> PROBLEM DETAILS:
Among the following entries, count the lines that contain "Granted" and report only the result.

(Some records)
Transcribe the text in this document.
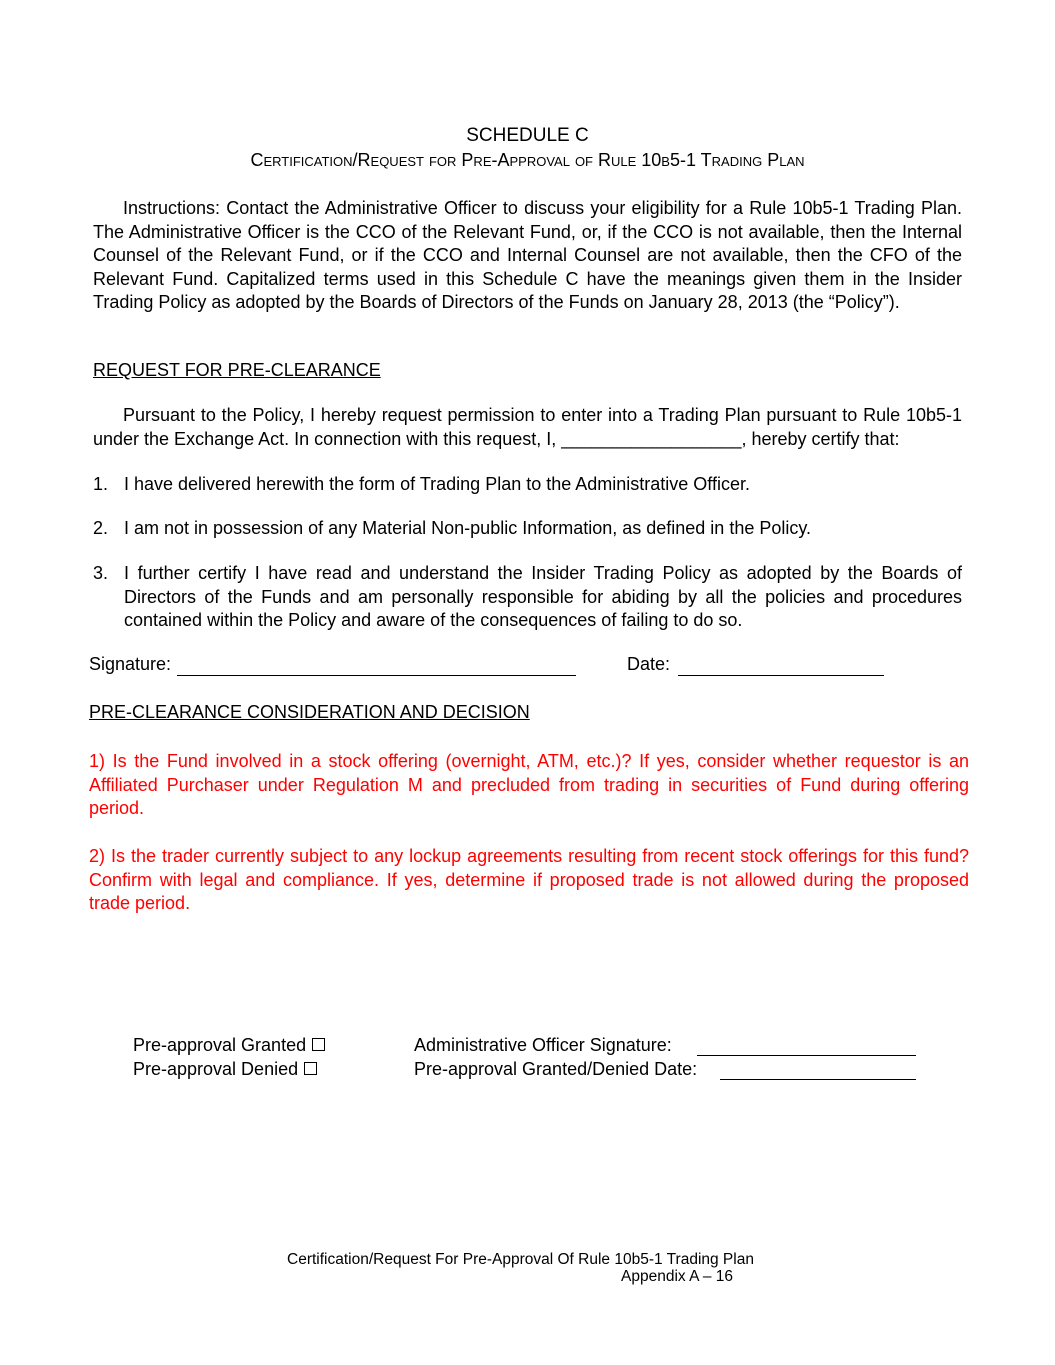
SCHEDULE C
Certification/Request for Pre-Approval of Rule 10b5-1 Trading Plan
Instructions: Contact the Administrative Officer to discuss your eligibility for a Rule 10b5-1 Trading Plan. The Administrative Officer is the CCO of the Relevant Fund, or, if the CCO is not available, then the Internal Counsel of the Relevant Fund, or if the CCO and Internal Counsel are not available, then the CFO of the Relevant Fund. Capitalized terms used in this Schedule C have the meanings given them in the Insider Trading Policy as adopted by the Boards of Directors of the Funds on January 28, 2013 (the “Policy”).
REQUEST FOR PRE-CLEARANCE
Pursuant to the Policy, I hereby request permission to enter into a Trading Plan pursuant to Rule 10b5-1 under the Exchange Act. In connection with this request, I, __________________, hereby certify that:
1. I have delivered herewith the form of Trading Plan to the Administrative Officer.
2. I am not in possession of any Material Non-public Information, as defined in the Policy.
3. I further certify I have read and understand the Insider Trading Policy as adopted by the Boards of Directors of the Funds and am personally responsible for abiding by all the policies and procedures contained within the Policy and aware of the consequences of failing to do so.
Signature:	Date:
PRE-CLEARANCE CONSIDERATION AND DECISION
1) Is the Fund involved in a stock offering (overnight, ATM, etc.)? If yes, consider whether requestor is an Affiliated Purchaser under Regulation M and precluded from trading in securities of Fund during offering period.
2) Is the trader currently subject to any lockup agreements resulting from recent stock offerings for this fund? Confirm with legal and compliance. If yes, determine if proposed trade is not allowed during the proposed trade period.
Pre-approval Granted
Pre-approval Denied
Administrative Officer Signature:
Pre-approval Granted/Denied Date:
Certification/Request For Pre-Approval Of Rule 10b5-1 Trading Plan
Appendix A – 16
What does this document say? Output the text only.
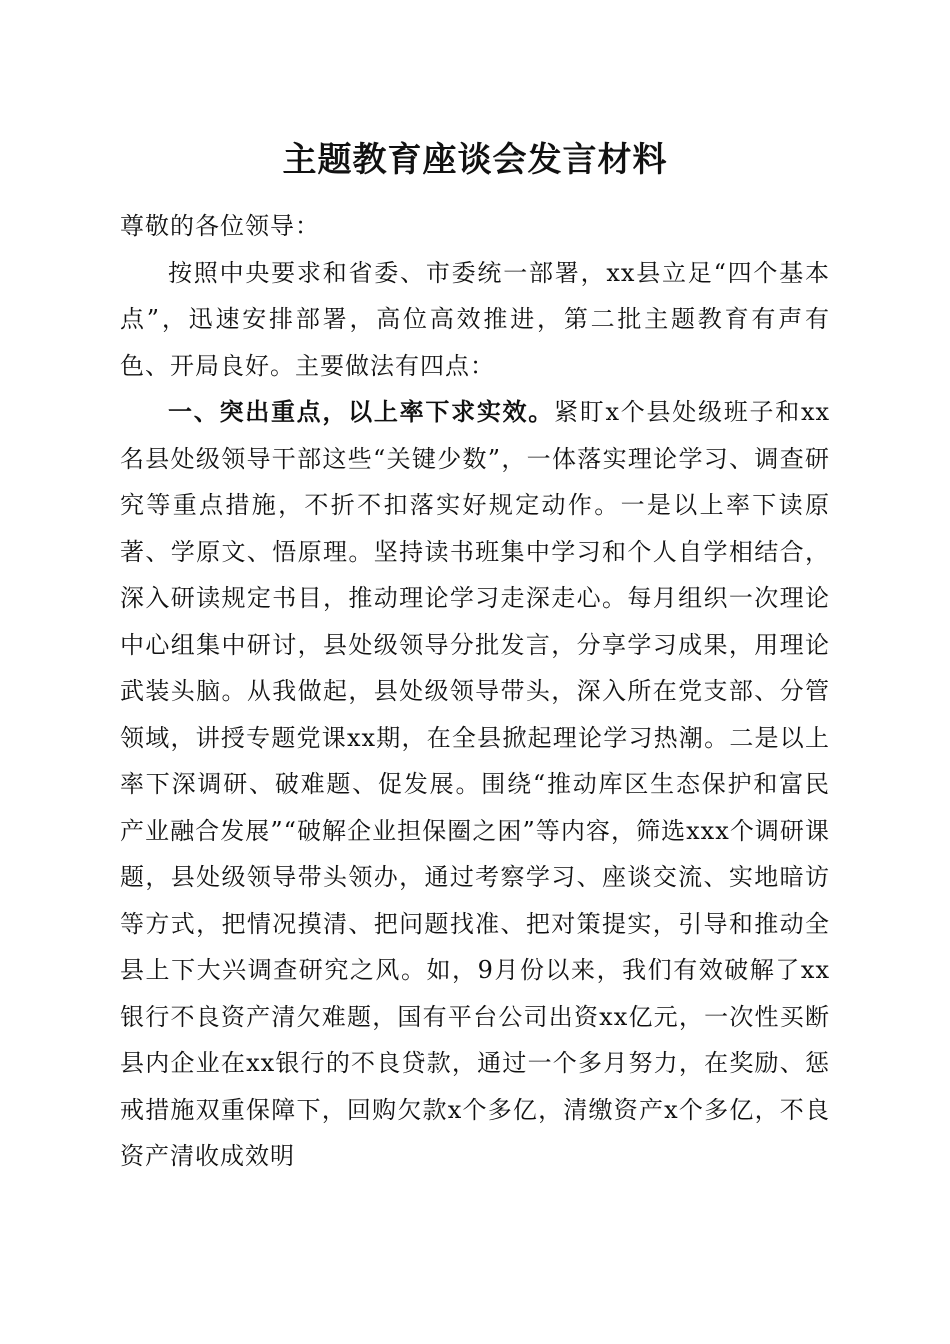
主题教育座谈会发言材料

尊敬的各位领导：

按照中央要求和省委、市委统一部署，xx县立足“四个基本点”，迅速安排部署，高位高效推进，第二批主题教育有声有色、开局良好。主要做法有四点：

一、突出重点，以上率下求实效。紧盯x个县处级班子和xx名县处级领导干部这些“关键少数”，一体落实理论学习、调查研究等重点措施，不折不扣落实好规定动作。一是以上率下读原著、学原文、悟原理。坚持读书班集中学习和个人自学相结合，深入研读规定书目，推动理论学习走深走心。每月组织一次理论中心组集中研讨，县处级领导分批发言，分享学习成果，用理论武装头脑。从我做起，县处级领导带头，深入所在党支部、分管领域，讲授专题党课xx期，在全县掀起理论学习热潮。二是以上率下深调研、破难题、促发展。围绕“推动库区生态保护和富民产业融合发展”“破解企业担保圈之困”等内容，筛选xxx个调研课题，县处级领导带头领办，通过考察学习、座谈交流、实地暗访等方式，把情况摸清、把问题找准、把对策提实，引导和推动全县上下大兴调查研究之风。如，9月份以来，我们有效破解了xx银行不良资产清欠难题，国有平台公司出资xx亿元，一次性买断县内企业在xx银行的不良贷款，通过一个多月努力，在奖励、惩戒措施双重保障下，回购欠款x个多亿，清缴资产x个多亿，不良资产清收成效明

> EXERCISE RESPONSE:
2